INSTRUCTIONS TO FOLLOW:
Repeat the entire listing exactly.

DATA PROVIDED:
########
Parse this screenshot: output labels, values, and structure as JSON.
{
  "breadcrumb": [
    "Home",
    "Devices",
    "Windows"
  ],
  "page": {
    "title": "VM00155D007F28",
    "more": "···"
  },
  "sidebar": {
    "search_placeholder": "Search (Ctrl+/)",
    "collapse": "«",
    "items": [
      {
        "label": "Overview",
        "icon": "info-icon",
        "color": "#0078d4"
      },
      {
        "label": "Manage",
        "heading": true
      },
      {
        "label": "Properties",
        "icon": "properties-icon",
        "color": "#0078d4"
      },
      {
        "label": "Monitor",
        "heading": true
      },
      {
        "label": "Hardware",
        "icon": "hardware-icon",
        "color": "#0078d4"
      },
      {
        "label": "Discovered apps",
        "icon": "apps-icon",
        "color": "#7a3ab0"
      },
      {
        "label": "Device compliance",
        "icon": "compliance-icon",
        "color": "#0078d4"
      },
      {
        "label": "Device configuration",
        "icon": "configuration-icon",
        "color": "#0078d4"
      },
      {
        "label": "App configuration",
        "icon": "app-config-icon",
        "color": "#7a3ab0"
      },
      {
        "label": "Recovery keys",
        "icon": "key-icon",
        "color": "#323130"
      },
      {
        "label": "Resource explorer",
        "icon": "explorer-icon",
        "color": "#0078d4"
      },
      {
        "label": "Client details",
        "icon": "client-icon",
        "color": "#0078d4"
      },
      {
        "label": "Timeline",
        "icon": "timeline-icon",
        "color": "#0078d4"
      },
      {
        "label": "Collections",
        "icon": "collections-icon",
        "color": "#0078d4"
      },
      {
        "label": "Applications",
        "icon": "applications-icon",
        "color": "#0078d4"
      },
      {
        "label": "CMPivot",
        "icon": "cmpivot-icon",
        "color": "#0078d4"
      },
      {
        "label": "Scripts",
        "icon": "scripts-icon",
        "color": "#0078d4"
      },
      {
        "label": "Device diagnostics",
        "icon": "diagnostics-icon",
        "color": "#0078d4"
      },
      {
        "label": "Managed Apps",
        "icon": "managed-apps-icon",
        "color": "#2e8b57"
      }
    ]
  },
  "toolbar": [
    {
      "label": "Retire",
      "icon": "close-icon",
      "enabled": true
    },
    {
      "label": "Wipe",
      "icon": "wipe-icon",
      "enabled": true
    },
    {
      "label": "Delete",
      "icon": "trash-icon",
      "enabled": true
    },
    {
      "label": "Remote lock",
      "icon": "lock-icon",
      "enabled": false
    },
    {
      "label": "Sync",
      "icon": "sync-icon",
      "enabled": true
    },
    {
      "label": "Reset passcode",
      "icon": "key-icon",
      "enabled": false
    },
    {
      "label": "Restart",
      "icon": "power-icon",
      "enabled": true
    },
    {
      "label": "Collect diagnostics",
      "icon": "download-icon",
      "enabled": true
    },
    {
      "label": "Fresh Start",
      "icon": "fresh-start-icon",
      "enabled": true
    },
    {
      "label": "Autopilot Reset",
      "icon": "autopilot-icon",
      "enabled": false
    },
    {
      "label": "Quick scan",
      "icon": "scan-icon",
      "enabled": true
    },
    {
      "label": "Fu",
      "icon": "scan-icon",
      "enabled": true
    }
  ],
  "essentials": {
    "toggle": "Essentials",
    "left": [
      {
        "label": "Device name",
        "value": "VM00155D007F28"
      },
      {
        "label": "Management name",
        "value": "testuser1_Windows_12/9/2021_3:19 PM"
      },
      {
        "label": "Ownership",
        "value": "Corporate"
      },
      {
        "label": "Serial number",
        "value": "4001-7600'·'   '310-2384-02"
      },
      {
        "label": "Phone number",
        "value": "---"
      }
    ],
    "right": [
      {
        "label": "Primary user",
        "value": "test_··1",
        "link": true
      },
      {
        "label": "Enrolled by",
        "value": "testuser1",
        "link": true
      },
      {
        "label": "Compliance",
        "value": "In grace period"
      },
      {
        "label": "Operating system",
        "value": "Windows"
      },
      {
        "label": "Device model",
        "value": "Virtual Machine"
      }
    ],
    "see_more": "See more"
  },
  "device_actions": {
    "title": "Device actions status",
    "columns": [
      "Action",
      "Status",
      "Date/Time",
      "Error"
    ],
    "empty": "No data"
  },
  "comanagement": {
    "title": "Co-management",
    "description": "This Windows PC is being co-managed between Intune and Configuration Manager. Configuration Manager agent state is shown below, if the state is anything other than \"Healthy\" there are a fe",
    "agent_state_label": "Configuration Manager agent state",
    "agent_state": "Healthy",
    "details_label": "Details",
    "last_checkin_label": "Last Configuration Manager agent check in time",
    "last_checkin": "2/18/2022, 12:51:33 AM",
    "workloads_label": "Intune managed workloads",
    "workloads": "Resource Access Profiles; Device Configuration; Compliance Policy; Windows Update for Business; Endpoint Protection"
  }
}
########
RESULT BELOW:
Parse this screenshot: output labels, values, and structure as JSON.
{
  "breadcrumb": [
    "Home",
    "Devices",
    "Windows"
  ],
  "page": {
    "title": "VM00155D007F28",
    "more": "···"
  },
  "sidebar": {
    "search_placeholder": "Search (Ctrl+/)",
    "collapse": "«",
    "items": [
      {
        "label": "Overview",
        "icon": "info-icon",
        "color": "#0078d4"
      },
      {
        "label": "Manage",
        "heading": true
      },
      {
        "label": "Properties",
        "icon": "properties-icon",
        "color": "#0078d4"
      },
      {
        "label": "Monitor",
        "heading": true
      },
      {
        "label": "Hardware",
        "icon": "hardware-icon",
        "color": "#0078d4"
      },
      {
        "label": "Discovered apps",
        "icon": "apps-icon",
        "color": "#7a3ab0"
      },
      {
        "label": "Device compliance",
        "icon": "compliance-icon",
        "color": "#0078d4"
      },
      {
        "label": "Device configuration",
        "icon": "configuration-icon",
        "color": "#0078d4"
      },
      {
        "label": "App configuration",
        "icon": "app-config-icon",
        "color": "#7a3ab0"
      },
      {
        "label": "Recovery keys",
        "icon": "key-icon",
        "color": "#323130"
      },
      {
        "label": "Resource explorer",
        "icon": "explorer-icon",
        "color": "#0078d4"
      },
      {
        "label": "Client details",
        "icon": "client-icon",
        "color": "#0078d4"
      },
      {
        "label": "Timeline",
        "icon": "timeline-icon",
        "color": "#0078d4"
      },
      {
        "label": "Collections",
        "icon": "collections-icon",
        "color": "#0078d4"
      },
      {
        "label": "Applications",
        "icon": "applications-icon",
        "color": "#0078d4"
      },
      {
        "label": "CMPivot",
        "icon": "cmpivot-icon",
        "color": "#0078d4"
      },
      {
        "label": "Scripts",
        "icon": "scripts-icon",
        "color": "#0078d4"
      },
      {
        "label": "Device diagnostics",
        "icon": "diagnostics-icon",
        "color": "#0078d4"
      },
      {
        "label": "Managed Apps",
        "icon": "managed-apps-icon",
        "color": "#2e8b57"
      }
    ]
  },
  "toolbar": [
    {
      "label": "Retire",
      "icon": "close-icon",
      "enabled": true
    },
    {
      "label": "Wipe",
      "icon": "wipe-icon",
      "enabled": true
    },
    {
      "label": "Delete",
      "icon": "trash-icon",
      "enabled": true
    },
    {
      "label": "Remote lock",
      "icon": "lock-icon",
      "enabled": false
    },
    {
      "label": "Sync",
      "icon": "sync-icon",
      "enabled": true
    },
    {
      "label": "Reset passcode",
      "icon": "key-icon",
      "enabled": false
    },
    {
      "label": "Restart",
      "icon": "power-icon",
      "enabled": true
    },
    {
      "label": "Collect diagnostics",
      "icon": "download-icon",
      "enabled": true
    },
    {
      "label": "Fresh Start",
      "icon": "fresh-start-icon",
      "enabled": true
    },
    {
      "label": "Autopilot Reset",
      "icon": "autopilot-icon",
      "enabled": false
    },
    {
      "label": "Quick scan",
      "icon": "scan-icon",
      "enabled": true
    },
    {
      "label": "Fu",
      "icon": "scan-icon",
      "enabled": true
    }
  ],
  "essentials": {
    "toggle": "Essentials",
    "left": [
      {
        "label": "Device name",
        "value": "VM00155D007F28"
      },
      {
        "label": "Management name",
        "value": "testuser1_Windows_12/9/2021_3:19 PM"
      },
      {
        "label": "Ownership",
        "value": "Corporate"
      },
      {
        "label": "Serial number",
        "value": "4001-7600'·'   '310-2384-02"
      },
      {
        "label": "Phone number",
        "value": "---"
      }
    ],
    "right": [
      {
        "label": "Primary user",
        "value": "test_··1",
        "link": true
      },
      {
        "label": "Enrolled by",
        "value": "testuser1",
        "link": true
      },
      {
        "label": "Compliance",
        "value": "In grace period"
      },
      {
        "label": "Operating system",
        "value": "Windows"
      },
      {
        "label": "Device model",
        "value": "Virtual Machine"
      }
    ],
    "see_more": "See more"
  },
  "device_actions": {
    "title": "Device actions status",
    "columns": [
      "Action",
      "Status",
      "Date/Time",
      "Error"
    ],
    "empty": "No data"
  },
  "comanagement": {
    "title": "Co-management",
    "description": "This Windows PC is being co-managed between Intune and Configuration Manager. Configuration Manager agent state is shown below, if the state is anything other than \"Healthy\" there are a fe",
    "agent_state_label": "Configuration Manager agent state",
    "agent_state": "Healthy",
    "details_label": "Details",
    "last_checkin_label": "Last Configuration Manager agent check in time",
    "last_checkin": "2/18/2022, 12:51:33 AM",
    "workloads_label": "Intune managed workloads",
    "workloads": "Resource Access Profiles; Device Configuration; Compliance Policy; Windows Update for Business; Endpoint Protection"
  }
}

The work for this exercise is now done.